• [Directions] Copy the records below from the line with "76, 286, 91]" up to and including the line with "231, 76, 246]", swapping "Compressed" for "Packed" and leaving all else unchanged. Return only those lines.

• [Task input]
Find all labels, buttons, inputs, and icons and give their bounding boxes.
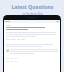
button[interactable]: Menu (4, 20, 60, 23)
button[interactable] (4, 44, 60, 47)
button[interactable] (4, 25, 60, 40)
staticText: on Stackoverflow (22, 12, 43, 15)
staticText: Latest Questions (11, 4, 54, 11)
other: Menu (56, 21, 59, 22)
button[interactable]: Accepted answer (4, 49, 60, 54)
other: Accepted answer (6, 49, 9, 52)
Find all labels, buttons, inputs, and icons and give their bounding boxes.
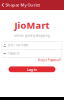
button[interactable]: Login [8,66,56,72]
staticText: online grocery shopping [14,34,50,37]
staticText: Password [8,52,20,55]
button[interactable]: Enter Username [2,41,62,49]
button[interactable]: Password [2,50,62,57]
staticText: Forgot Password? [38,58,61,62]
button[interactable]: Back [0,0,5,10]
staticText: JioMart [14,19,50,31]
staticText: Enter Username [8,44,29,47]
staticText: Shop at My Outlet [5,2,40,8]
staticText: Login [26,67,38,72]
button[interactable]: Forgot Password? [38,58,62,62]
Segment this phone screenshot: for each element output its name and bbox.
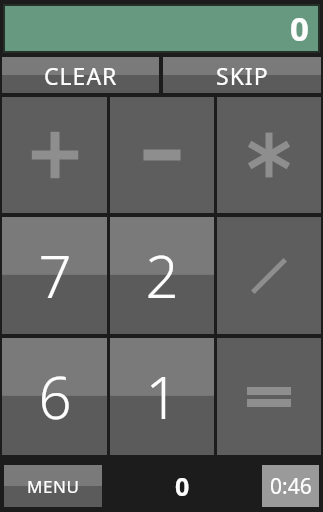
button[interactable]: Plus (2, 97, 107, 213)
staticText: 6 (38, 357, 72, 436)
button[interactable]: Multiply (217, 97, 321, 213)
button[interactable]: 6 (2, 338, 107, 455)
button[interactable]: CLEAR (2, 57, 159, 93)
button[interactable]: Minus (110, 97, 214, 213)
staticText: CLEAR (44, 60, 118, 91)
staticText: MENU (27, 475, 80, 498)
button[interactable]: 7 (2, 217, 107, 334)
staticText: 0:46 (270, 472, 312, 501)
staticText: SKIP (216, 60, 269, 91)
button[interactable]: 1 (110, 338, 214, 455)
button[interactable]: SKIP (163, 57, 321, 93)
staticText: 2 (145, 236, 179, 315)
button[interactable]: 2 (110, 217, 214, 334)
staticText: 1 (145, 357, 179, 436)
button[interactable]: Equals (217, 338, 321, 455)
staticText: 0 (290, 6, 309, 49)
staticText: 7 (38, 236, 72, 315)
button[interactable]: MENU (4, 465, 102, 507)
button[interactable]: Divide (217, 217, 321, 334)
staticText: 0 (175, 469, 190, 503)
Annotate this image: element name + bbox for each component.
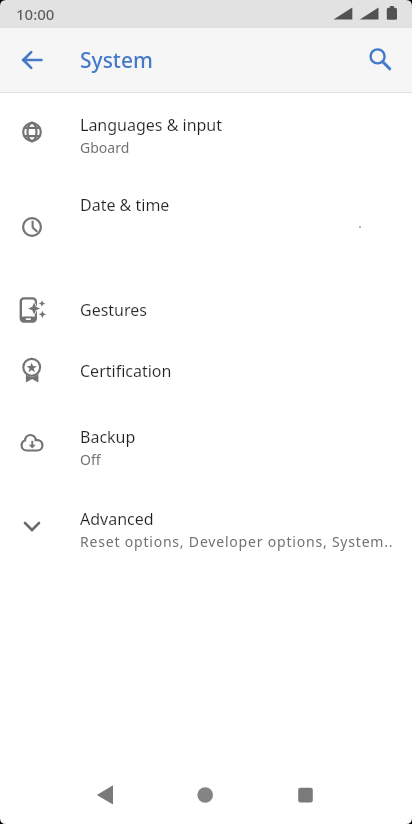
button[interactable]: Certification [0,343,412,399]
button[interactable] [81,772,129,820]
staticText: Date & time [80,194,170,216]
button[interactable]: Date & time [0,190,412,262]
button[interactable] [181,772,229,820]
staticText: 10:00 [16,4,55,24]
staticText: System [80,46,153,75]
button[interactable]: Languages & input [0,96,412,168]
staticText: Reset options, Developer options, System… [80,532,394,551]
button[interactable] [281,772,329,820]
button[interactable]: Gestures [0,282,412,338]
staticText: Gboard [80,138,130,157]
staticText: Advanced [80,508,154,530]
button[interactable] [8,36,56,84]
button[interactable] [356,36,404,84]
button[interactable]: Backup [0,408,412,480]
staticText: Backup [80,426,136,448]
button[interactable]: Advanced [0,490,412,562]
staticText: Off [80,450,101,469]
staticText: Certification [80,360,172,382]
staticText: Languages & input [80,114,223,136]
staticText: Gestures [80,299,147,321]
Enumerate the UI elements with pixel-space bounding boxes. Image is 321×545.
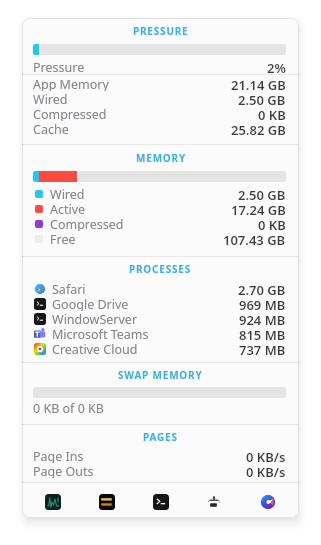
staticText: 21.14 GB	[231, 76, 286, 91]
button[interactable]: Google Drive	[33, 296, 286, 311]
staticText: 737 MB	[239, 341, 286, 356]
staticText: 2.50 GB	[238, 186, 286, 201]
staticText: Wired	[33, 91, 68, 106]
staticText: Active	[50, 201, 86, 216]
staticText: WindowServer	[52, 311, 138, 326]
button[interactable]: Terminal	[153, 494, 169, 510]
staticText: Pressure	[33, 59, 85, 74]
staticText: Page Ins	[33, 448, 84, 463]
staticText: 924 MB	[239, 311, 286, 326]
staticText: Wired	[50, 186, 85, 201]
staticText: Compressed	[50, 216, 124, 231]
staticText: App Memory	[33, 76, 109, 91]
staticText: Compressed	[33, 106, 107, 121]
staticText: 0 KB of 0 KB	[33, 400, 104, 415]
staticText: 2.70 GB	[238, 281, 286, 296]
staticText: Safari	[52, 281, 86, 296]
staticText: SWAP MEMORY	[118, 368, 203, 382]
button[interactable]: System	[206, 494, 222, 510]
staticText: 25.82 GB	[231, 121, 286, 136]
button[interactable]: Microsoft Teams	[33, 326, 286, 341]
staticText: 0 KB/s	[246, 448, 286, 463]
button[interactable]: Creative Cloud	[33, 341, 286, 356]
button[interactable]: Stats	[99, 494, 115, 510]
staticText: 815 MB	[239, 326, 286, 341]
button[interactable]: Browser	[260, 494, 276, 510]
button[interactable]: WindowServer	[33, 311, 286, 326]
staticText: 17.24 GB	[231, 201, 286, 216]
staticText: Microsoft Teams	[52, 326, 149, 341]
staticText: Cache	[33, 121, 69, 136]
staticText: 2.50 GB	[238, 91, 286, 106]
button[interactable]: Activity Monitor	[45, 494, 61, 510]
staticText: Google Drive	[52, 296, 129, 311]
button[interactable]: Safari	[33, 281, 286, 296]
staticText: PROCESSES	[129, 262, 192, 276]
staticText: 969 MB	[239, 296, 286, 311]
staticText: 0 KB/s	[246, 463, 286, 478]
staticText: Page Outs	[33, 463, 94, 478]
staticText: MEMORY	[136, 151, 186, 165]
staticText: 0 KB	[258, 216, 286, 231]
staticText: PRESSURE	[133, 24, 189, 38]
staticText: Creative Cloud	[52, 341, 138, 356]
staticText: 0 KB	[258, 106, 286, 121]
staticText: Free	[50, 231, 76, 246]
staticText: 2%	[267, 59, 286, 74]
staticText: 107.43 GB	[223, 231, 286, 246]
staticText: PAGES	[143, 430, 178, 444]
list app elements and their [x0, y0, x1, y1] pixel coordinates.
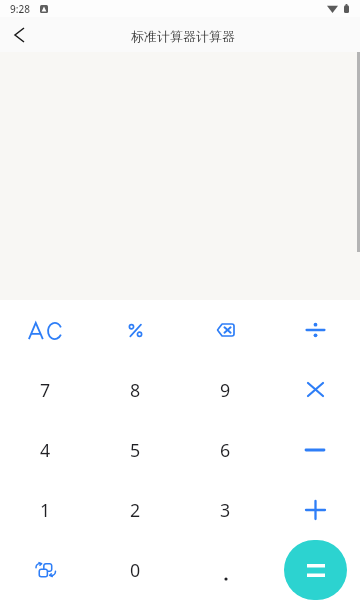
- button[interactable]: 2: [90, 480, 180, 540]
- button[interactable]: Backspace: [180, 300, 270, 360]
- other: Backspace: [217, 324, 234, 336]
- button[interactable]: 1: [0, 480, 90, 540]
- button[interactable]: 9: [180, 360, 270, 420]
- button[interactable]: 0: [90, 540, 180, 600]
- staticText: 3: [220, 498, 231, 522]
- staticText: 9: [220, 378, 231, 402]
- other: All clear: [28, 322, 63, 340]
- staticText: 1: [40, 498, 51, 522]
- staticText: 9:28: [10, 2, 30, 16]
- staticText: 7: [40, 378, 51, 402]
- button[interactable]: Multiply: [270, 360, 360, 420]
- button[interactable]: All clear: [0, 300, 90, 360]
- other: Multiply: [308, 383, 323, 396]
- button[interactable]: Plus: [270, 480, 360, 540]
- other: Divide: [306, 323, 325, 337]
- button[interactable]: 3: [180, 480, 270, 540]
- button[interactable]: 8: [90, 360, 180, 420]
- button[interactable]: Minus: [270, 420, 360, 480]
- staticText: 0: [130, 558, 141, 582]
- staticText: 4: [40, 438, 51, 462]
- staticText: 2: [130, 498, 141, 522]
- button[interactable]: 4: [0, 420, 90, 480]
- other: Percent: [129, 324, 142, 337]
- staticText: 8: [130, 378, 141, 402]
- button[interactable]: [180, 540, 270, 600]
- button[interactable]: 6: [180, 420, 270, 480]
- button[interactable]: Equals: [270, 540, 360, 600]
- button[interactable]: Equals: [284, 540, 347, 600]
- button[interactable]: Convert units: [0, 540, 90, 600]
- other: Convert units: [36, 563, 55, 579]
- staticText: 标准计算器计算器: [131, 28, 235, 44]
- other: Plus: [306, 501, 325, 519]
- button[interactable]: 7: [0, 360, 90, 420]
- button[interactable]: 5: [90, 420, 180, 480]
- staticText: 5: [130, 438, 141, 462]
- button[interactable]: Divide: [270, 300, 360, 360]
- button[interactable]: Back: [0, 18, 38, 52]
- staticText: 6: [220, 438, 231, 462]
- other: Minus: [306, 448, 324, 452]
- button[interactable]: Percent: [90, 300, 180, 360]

• [Written answer]
staticText: 21.14 GB	[231, 76, 286, 91]
button[interactable]: Google Drive	[33, 296, 286, 311]
staticText: 737 MB	[239, 341, 286, 356]
staticText: 2.50 GB	[238, 186, 286, 201]
staticText: Wired	[33, 91, 68, 106]
staticText: Active	[50, 201, 86, 216]
staticText: WindowServer	[52, 311, 138, 326]
button[interactable]: Terminal	[153, 494, 169, 510]
staticText: Pressure	[33, 59, 85, 74]
staticText: Page Ins	[33, 448, 84, 463]
staticText: 924 MB	[239, 311, 286, 326]
staticText: Wired	[50, 186, 85, 201]
staticText: Packed	[50, 216, 124, 231]
staticText: App Memory	[33, 76, 109, 91]
staticText: Packed	[33, 106, 107, 121]
staticText: 0 KB of 0 KB	[33, 400, 104, 415]
staticText: 2.70 GB	[238, 281, 286, 296]
staticText: Safari	[52, 281, 86, 296]
staticText: SWAP MEMORY	[118, 368, 203, 382]
button[interactable]: System	[206, 494, 222, 510]
staticText: 25.82 GB	[231, 121, 286, 136]
button[interactable]: Microsoft Teams	[33, 326, 286, 341]
staticText: 0 KB/s	[246, 448, 286, 463]
button[interactable]: Creative Cloud	[33, 341, 286, 356]
button[interactable]: Stats	[99, 494, 115, 510]
staticText: 815 MB	[239, 326, 286, 341]
button[interactable]: Browser	[260, 494, 276, 510]
button[interactable]: WindowServer	[33, 311, 286, 326]
staticText: 17.24 GB	[231, 201, 286, 216]
staticText: Microsoft Teams	[52, 326, 149, 341]
staticText: Cache	[33, 121, 69, 136]
staticText: 2.50 GB	[238, 91, 286, 106]
button[interactable]: Activity Monitor	[45, 494, 61, 510]
staticText: Google Drive	[52, 296, 129, 311]
button[interactable]: Safari	[33, 281, 286, 296]
staticText: PROCESSES	[129, 262, 192, 276]
staticText: 969 MB	[239, 296, 286, 311]
staticText: 0 KB/s	[246, 463, 286, 478]
staticText: Page Outs	[33, 463, 94, 478]
staticText: MEMORY	[136, 151, 186, 165]
staticText: 0 KB	[258, 216, 286, 231]
staticText: PRESSURE	[133, 24, 189, 38]
staticText: Creative Cloud	[52, 341, 138, 356]
staticText: 0 KB	[258, 106, 286, 121]
staticText: Free	[50, 231, 76, 246]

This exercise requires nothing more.